#### DIRECTIONS:
Establish the number of lines below that contain the string "Activity". State that number alone.

#### EXERCISE DATA:
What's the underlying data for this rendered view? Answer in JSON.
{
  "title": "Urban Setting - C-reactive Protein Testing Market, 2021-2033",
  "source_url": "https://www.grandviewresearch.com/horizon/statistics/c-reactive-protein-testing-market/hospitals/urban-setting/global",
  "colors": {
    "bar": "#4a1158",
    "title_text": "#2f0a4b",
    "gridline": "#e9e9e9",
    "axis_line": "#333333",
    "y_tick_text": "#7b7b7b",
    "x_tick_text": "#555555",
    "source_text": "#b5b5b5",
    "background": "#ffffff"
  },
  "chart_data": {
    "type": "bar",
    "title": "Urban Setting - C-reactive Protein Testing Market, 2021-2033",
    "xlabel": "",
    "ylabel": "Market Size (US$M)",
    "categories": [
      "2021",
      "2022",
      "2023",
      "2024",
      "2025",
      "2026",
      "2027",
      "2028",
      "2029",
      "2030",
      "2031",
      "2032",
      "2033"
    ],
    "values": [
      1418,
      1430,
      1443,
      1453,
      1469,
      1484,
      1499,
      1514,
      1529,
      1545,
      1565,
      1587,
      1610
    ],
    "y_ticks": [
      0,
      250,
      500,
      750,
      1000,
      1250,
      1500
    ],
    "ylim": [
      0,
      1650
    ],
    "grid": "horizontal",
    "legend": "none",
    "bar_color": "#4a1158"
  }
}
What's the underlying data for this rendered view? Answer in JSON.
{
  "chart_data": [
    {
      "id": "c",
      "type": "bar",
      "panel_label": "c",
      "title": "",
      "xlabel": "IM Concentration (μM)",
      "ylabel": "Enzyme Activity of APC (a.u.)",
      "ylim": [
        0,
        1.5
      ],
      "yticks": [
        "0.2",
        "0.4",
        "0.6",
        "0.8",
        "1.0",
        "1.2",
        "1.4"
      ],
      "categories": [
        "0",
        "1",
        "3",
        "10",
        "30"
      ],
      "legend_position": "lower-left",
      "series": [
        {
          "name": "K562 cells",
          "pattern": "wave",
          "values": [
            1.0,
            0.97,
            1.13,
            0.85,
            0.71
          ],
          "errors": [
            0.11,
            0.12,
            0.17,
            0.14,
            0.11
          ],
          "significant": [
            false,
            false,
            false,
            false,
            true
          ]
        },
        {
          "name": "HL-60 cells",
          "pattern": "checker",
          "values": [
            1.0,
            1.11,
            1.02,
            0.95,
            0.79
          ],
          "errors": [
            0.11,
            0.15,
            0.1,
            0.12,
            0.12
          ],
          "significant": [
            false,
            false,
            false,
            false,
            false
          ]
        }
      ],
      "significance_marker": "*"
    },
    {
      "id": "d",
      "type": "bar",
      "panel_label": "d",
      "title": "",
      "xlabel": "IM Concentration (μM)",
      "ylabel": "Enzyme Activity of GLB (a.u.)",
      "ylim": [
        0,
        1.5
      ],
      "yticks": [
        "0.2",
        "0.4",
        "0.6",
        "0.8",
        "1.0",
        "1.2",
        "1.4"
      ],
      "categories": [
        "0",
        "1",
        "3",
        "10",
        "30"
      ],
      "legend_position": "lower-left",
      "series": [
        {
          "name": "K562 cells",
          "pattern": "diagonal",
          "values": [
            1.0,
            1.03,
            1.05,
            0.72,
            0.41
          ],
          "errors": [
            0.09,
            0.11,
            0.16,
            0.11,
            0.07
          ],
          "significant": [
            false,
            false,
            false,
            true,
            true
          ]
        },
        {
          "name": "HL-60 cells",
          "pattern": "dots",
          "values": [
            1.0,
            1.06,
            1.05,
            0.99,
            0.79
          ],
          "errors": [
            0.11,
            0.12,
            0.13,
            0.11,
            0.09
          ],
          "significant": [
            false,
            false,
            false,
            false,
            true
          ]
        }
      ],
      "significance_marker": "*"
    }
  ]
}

#### RESULT:
2